- _Your instructions_
Find the lines holding "Juan" and copy them.

Dataset entries:
=-=-=

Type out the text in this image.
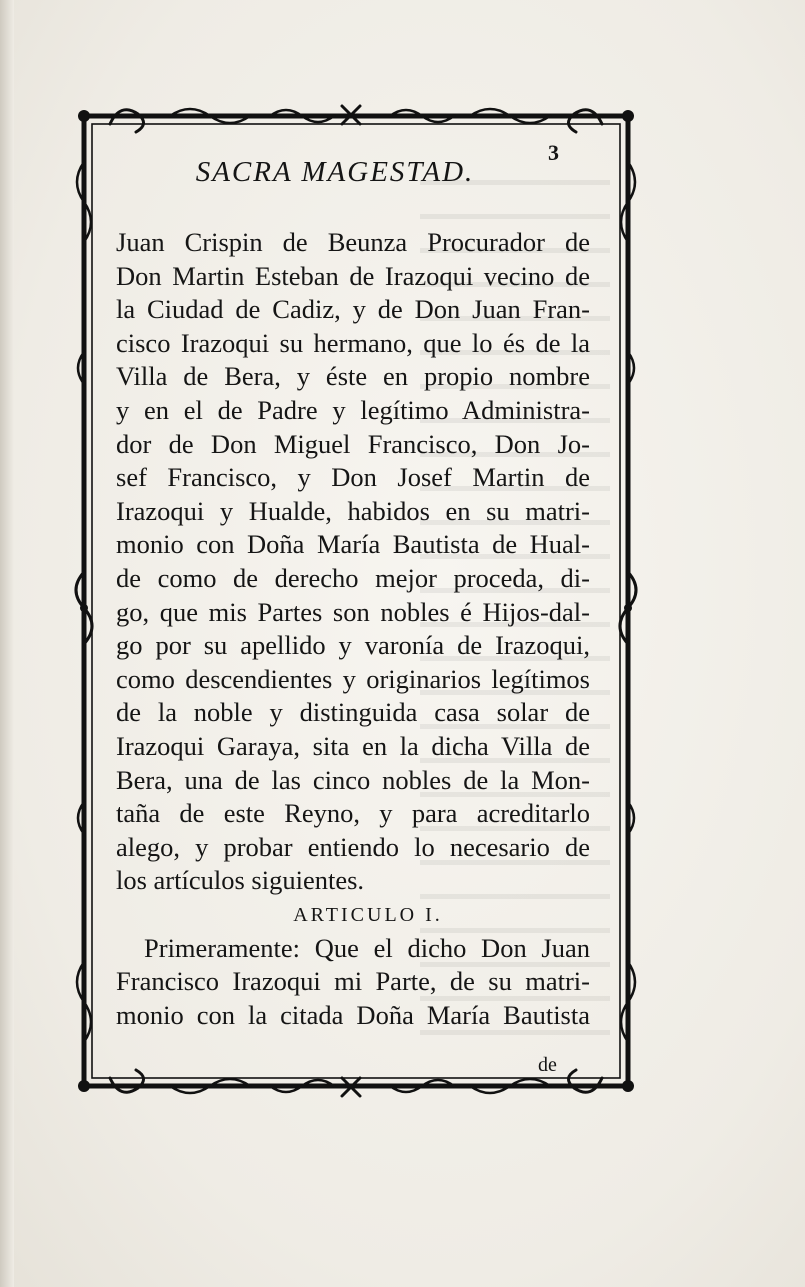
3
SACRA MAGESTAD.
Juan Crispin de Beunza Procurador de
Don Martin Esteban de Irazoqui vecino de
la Ciudad de Cadiz, y de Don Juan Fran-
cisco Irazoqui su hermano, que lo és de la
Villa de Bera, y éste en propio nombre
y en el de Padre y legítimo Administra-
dor de Don Miguel Francisco, Don Jo-
sef Francisco, y Don Josef Martin de
Irazoqui y Hualde, habidos en su matri-
monio con Doña María Bautista de Hual-
de como de derecho mejor proceda, di-
go, que mis Partes son nobles é Hijos-dal-
go por su apellido y varonía de Irazoqui,
como descendientes y originarios legítimos
de la noble y distinguida casa solar de
Irazoqui Garaya, sita en la dicha Villa de
Bera, una de las cinco nobles de la Mon-
taña de este Reyno, y para acreditarlo
alego, y probar entiendo lo necesario de
los artículos siguientes.
ARTICULO I.
Primeramente: Que el dicho Don Juan
Francisco Irazoqui mi Parte, de su matri-
monio con la citada Doña María Bautista
de
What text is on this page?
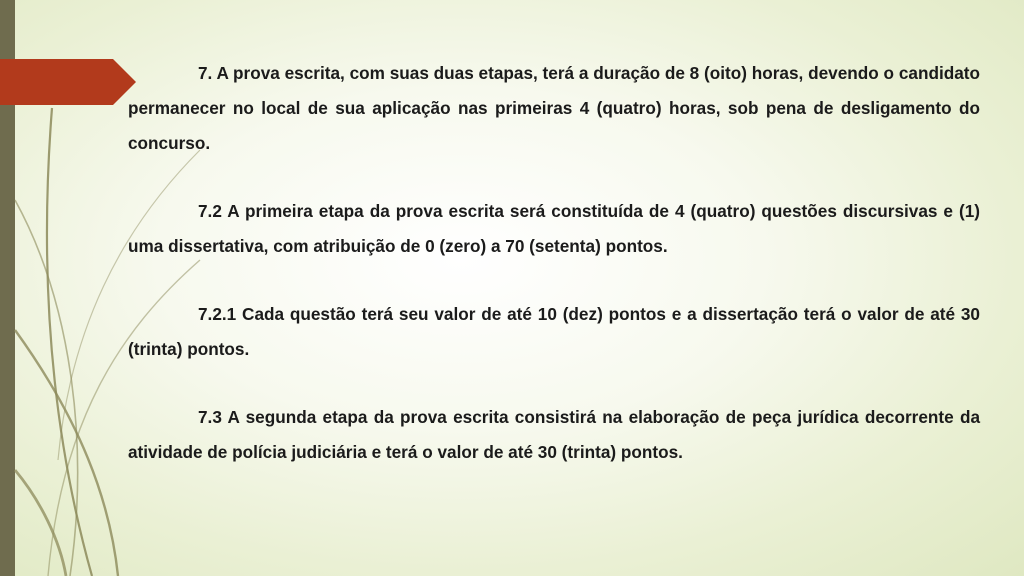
7. A prova escrita, com suas duas etapas, terá a duração de 8 (oito) horas, devendo o candidato permanecer no local de sua aplicação nas primeiras 4 (quatro) horas, sob pena de desligamento do concurso.

7.2 A primeira etapa da prova escrita será constituída de 4 (quatro) questões discursivas e (1) uma dissertativa, com atribuição de 0 (zero) a 70 (setenta) pontos.

7.2.1 Cada questão terá seu valor de até 10 (dez) pontos e a dissertação terá o valor de até 30 (trinta) pontos.

7.3 A segunda etapa da prova escrita consistirá na elaboração de peça jurídica decorrente da atividade de polícia judiciária e terá o valor de até 30 (trinta) pontos.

=-=-=

- _Result of the task_
Juan Crispin de Beunza Procurador de
la Ciudad de Cadiz, y de Don Juan Fran-
Primeramente: Que el dicho Don Juan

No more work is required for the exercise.